>> Begin Data

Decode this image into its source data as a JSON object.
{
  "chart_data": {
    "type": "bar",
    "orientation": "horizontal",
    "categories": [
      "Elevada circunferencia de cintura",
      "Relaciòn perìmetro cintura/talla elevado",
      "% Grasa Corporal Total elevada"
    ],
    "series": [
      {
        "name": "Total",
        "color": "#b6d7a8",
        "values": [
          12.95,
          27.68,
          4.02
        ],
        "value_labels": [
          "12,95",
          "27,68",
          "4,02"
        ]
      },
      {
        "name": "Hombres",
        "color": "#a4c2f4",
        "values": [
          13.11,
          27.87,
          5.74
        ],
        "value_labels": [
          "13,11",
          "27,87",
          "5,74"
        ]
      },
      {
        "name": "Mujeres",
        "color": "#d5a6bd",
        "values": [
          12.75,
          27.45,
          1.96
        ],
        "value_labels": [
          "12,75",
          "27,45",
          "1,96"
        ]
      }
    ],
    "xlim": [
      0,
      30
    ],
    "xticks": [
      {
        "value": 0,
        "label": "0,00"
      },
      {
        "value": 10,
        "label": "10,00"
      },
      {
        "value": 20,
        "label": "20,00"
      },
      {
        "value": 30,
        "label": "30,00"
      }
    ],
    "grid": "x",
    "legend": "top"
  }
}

>> End Data
>> Begin Data

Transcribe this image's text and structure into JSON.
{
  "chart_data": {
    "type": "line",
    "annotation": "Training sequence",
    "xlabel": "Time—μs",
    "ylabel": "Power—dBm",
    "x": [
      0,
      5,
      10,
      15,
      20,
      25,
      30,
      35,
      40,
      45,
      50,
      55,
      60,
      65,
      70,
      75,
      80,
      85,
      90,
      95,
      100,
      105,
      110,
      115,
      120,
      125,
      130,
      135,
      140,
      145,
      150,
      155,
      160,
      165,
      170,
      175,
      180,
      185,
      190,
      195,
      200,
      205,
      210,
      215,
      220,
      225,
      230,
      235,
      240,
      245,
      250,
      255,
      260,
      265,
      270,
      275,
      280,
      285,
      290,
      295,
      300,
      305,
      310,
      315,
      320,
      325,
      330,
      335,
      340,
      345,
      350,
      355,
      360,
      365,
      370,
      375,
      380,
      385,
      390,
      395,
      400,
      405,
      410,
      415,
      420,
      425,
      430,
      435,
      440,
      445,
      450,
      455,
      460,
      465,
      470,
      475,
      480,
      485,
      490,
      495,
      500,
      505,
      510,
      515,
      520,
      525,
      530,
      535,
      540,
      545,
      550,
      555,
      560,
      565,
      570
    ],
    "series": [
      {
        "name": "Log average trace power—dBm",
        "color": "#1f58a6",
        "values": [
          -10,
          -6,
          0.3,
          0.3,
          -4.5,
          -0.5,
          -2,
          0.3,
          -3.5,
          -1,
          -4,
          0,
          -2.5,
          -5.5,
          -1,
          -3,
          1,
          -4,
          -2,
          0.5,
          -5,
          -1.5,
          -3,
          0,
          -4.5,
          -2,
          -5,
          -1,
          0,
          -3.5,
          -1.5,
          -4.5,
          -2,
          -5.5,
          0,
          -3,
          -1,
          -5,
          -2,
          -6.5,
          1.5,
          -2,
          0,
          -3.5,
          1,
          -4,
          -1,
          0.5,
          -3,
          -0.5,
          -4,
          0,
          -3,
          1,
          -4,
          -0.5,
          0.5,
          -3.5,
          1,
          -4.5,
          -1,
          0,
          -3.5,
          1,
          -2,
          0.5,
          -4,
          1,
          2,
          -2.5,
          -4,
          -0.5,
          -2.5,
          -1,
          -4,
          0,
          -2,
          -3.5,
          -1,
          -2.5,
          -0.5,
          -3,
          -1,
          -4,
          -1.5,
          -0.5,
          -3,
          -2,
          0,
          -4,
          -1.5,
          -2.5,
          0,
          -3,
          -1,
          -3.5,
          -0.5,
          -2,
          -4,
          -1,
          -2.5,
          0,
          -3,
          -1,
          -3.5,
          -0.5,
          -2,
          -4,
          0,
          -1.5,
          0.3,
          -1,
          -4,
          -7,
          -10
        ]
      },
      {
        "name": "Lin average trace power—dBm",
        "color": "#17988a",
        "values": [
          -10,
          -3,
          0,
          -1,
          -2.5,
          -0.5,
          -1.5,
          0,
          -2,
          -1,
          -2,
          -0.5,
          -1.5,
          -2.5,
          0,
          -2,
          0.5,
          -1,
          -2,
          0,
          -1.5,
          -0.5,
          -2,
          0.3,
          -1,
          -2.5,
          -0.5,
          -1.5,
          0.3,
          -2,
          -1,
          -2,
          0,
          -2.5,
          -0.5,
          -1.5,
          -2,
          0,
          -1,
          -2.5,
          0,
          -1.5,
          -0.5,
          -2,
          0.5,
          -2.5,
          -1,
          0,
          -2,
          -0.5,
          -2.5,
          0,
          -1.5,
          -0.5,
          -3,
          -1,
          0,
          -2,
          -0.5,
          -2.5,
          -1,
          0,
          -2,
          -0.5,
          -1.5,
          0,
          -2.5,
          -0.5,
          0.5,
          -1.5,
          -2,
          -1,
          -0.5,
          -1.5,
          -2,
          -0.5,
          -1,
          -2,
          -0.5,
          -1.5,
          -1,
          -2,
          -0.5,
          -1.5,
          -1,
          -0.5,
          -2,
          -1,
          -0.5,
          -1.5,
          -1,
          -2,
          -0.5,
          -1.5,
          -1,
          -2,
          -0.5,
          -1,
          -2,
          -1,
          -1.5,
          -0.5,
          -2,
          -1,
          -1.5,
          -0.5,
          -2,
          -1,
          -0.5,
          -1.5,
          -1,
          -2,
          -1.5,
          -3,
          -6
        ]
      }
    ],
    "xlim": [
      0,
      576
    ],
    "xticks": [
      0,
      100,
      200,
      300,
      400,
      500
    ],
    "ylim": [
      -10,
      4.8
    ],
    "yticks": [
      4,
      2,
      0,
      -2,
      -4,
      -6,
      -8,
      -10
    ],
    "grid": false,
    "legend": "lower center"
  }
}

>> End Data

◆ **What you will do**: Lines containing the word "trace" are to be tallied; report only the total.

◆ **Full solution**: 2